_WRITTEN REQUEST:_
Locate and copy all lines bearing the word "volume".

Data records
-- -- --
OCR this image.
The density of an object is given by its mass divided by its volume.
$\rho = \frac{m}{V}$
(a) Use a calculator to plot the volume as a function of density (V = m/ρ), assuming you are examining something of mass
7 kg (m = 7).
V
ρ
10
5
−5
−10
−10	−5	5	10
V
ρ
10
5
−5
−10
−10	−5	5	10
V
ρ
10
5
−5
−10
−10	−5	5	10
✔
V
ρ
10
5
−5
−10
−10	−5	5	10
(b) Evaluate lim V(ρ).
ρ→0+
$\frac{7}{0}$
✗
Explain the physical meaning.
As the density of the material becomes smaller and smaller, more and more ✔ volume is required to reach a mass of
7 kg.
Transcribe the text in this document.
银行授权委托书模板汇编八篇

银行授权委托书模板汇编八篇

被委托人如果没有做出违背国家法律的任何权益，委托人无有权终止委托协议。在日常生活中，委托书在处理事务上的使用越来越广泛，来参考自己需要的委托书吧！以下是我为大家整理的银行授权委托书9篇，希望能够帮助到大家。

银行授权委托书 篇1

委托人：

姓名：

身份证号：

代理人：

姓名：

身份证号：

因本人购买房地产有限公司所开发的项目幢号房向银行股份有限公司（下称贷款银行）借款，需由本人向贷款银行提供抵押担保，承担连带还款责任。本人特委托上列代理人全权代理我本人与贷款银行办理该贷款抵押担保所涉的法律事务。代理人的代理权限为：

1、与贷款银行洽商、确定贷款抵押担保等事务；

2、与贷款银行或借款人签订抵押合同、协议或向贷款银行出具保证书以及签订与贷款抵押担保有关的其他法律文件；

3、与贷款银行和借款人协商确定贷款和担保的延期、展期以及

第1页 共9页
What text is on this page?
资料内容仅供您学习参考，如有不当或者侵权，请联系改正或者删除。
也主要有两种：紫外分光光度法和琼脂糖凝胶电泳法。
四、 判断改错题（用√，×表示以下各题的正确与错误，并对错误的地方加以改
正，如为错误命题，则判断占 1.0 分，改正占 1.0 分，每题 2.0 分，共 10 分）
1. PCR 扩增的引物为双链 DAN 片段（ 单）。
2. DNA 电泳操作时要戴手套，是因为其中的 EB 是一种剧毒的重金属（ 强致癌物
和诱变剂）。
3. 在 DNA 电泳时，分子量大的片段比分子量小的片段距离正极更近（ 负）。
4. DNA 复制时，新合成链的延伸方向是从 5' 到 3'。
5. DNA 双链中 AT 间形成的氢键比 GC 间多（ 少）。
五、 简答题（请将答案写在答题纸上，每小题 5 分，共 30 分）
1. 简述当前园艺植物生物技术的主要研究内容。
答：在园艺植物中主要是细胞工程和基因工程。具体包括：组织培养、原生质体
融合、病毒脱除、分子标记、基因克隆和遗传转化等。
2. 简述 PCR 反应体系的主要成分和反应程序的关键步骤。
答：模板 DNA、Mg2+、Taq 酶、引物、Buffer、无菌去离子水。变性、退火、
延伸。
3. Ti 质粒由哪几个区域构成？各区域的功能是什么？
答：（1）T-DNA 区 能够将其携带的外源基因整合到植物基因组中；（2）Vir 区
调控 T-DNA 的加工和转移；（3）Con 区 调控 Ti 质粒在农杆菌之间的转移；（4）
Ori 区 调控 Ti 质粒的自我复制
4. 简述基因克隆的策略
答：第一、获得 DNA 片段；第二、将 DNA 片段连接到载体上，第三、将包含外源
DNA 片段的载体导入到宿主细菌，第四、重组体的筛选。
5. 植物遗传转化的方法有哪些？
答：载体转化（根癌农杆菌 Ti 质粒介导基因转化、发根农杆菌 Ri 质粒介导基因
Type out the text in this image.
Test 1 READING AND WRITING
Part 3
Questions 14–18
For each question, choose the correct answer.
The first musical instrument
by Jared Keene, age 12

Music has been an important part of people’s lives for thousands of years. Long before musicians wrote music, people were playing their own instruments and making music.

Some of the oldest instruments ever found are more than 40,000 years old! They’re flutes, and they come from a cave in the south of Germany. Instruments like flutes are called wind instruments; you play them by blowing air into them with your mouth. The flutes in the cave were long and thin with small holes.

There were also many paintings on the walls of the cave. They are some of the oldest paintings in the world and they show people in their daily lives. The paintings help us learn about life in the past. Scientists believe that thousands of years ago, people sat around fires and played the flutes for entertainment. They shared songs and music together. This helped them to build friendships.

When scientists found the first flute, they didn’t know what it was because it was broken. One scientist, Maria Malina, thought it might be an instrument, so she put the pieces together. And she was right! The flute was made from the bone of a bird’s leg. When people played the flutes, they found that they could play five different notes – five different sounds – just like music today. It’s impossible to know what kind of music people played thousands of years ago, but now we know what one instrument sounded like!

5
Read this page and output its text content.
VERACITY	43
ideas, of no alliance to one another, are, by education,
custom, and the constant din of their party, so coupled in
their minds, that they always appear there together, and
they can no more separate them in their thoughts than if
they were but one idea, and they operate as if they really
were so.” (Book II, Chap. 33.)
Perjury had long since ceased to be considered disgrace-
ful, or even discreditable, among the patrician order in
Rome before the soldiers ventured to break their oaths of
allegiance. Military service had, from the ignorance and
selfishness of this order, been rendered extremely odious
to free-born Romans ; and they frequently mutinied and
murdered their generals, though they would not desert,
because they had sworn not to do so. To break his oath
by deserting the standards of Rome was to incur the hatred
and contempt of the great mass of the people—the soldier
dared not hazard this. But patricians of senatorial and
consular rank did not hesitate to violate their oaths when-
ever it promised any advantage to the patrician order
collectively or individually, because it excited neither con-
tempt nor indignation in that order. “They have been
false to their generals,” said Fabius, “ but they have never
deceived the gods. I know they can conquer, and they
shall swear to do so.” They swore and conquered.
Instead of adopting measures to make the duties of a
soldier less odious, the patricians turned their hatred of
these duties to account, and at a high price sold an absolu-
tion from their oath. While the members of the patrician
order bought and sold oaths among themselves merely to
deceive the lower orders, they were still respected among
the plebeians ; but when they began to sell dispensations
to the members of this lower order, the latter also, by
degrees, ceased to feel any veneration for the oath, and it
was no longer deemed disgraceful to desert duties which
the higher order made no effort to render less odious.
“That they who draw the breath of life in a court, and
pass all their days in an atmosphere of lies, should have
-- -- --
_EXPECTED OUTPUT:_
The density of an object is given by its mass divided by its volume.
(a) Use a calculator to plot the volume as a function of density (V = m/ρ), assuming you are examining something of mass
As the density of the material becomes smaller and smaller, more and more ✔ volume is required to reach a mass of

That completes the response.